■ STUDY TEXT:
It is noteworthy that even before Leibniz went to Paris and to London he had conceived the idea of a society of learned men for the investigation, the systematization, and the publication of scientific truth in all its varied forms,—a society which should in breadth include the whole sphere of sciences, but should not treat them as so many isolated disciplines, but as members of one system. This idea was quickened when Leibniz saw the degree in which it had already been realized in the two great world-capitals. He never ceased to try to introduce similar academies wherever he had influence. In 1700 his labors bore their fruit in one instance. The Academy at Berlin was founded, and Leibniz was its first, and indeed life-long, president. But disappointment met him at Vienna, Dresden, and St. Petersburg, where he proposed similar societies.

Any sketch of Leibniz’s life, however brief, would be imperfect which did not mention the names at least of two remarkable women,—remarkable in themselves, and remarkable in their friendship with Leibniz. These were Sophia, grand-daughter of James I. of England (and thus the link by which the House of Brunswick finally came to rule over Great Britain) and wife of the Duke of Brunswick, and her daughter Sophia Charlotte, wife of the first king of Prussia. The latter, in particular, gave Leibniz every encouragement. She was personally deeply interested in all theological and philosophical questions. Upon her death-bed, in 1705, she is said to have told those about her that they were not to mourn for her, as she should now be able to satisfy her desire to learn about things which Leibniz had never sufficiently explained.

Her death marks the beginning of a period in Leibniz’s life which it is not pleasant to dwell upon. New rulers arose that knew not Leibniz. It cannot be said that from this time till his death in Hanover in 1716 Leibniz had much joy or satisfaction. His best friends were dead; his political ambitions were disappointed; he was suspected of coldness and unfriendliness by the courts both of Berlin and Hanover; Paris and Vienna were closed to him, so far as any wide influence was concerned, by his religious faith; the controversy with the friends of Newton still followed him. He was a man of the most remarkable intellectual gifts, of an energy which could be satisfied only with wide fields of action; and he found himself shut in by narrow intrigue to a petty round of courtly officialism. It is little wonder that the following words fell from his lips: “Germany is the only country in the world that does not know how to recognize the fame of its children and to make that fame immortal. It forgets itself; it forgets its own, unless foreigners make it mindful of its own treasures.” A Scotch friend of Leibniz, who happened to be in Hanover when he died, wrote that Leibniz “was buried more like a robber than what he really was,—the ornament of his country.” Such was the mortal end of the greatest intellectual genius since Aristotle. But genius is not a matter to be bounded in life or in death by provincial courts. Leibniz remains a foremost citizen in that “Kingdom of Spirits” in whose formation he found the meaning of the world.

(Collection entries)

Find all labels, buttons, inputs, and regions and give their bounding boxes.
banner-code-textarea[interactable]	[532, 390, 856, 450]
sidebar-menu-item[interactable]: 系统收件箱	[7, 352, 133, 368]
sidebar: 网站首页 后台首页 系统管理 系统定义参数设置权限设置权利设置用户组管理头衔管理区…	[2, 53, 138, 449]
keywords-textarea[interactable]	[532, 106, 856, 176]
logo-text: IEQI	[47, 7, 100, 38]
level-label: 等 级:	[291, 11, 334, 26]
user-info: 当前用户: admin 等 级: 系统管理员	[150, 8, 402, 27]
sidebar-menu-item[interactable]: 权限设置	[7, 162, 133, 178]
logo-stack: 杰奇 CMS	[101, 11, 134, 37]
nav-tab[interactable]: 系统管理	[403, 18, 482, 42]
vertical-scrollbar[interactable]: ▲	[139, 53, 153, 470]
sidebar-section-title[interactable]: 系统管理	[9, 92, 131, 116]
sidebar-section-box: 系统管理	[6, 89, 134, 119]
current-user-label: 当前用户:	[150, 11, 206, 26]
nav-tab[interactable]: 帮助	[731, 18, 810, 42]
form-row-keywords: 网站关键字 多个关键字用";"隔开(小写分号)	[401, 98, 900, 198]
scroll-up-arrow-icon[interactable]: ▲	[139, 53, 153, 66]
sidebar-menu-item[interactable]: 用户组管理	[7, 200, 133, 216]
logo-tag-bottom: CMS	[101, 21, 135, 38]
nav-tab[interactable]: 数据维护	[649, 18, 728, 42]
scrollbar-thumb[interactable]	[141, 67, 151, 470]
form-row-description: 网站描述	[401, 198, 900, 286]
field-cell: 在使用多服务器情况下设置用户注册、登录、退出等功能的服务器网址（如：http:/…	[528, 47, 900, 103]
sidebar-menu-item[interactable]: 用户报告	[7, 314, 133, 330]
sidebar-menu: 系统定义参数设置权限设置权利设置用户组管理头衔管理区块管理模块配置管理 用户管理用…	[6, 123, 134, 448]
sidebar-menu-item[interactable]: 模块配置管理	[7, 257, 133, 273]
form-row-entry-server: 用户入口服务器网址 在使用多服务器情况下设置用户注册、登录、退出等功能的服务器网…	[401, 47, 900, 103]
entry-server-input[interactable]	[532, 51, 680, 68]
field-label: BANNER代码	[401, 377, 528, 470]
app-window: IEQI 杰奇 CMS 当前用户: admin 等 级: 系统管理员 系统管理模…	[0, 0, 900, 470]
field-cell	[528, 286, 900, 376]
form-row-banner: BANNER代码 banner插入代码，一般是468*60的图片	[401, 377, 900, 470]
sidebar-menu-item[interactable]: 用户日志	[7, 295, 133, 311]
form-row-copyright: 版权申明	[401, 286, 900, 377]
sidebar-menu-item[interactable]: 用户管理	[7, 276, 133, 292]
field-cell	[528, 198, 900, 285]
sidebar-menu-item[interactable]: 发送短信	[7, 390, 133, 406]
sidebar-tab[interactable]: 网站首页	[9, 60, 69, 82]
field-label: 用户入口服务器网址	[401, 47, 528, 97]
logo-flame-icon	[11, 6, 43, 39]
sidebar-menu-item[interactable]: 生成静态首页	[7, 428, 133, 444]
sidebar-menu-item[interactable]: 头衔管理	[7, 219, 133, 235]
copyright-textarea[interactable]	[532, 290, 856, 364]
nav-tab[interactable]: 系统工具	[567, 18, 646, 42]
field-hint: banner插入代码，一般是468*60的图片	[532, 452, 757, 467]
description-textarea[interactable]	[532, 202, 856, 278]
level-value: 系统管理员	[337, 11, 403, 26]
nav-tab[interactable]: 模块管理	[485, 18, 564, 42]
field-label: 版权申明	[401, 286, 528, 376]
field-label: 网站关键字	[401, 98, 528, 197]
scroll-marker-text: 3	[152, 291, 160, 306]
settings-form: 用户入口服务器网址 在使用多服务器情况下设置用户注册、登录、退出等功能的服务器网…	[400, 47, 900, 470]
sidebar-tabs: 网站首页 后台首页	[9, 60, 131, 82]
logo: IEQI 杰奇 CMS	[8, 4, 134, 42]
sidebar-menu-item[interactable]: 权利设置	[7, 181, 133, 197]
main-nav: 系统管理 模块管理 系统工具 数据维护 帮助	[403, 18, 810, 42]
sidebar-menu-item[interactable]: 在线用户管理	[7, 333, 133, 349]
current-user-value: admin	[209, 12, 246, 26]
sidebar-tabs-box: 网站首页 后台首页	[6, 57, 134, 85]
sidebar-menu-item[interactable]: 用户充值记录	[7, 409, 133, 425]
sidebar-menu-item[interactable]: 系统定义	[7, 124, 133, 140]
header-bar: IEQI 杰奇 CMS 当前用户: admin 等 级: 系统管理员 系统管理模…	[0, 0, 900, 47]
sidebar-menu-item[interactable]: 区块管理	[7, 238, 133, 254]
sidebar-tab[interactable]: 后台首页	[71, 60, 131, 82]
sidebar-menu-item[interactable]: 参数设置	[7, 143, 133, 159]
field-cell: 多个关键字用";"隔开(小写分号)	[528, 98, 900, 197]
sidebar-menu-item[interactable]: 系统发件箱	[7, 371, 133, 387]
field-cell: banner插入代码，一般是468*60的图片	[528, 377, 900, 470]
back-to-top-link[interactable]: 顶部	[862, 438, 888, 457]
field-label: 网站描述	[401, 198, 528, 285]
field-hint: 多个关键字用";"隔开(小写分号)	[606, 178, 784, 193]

■ WHAT TO DO: Print the part of the passage on Leibniz's life that runs from "It is noteworthy" up to and including "proposed similar societies.", word for word.

■ ANSWER:
It is noteworthy that even before Leibniz went to Paris and to London he had conceived the idea of a society of learned men for the investigation, the systematization, and the publication of scientific truth in all its varied forms,—a society which should in breadth include the whole sphere of sciences, but should not treat them as so many isolated disciplines, but as members of one system. This idea was quickened when Leibniz saw the degree in which it had already been realized in the two great world-capitals. He never ceased to try to introduce similar academies wherever he had influence. In 1700 his labors bore their fruit in one instance. The Academy at Berlin was founded, and Leibniz was its first, and indeed life-long, president. But disappointment met him at Vienna, Dresden, and St. Petersburg, where he proposed similar societies.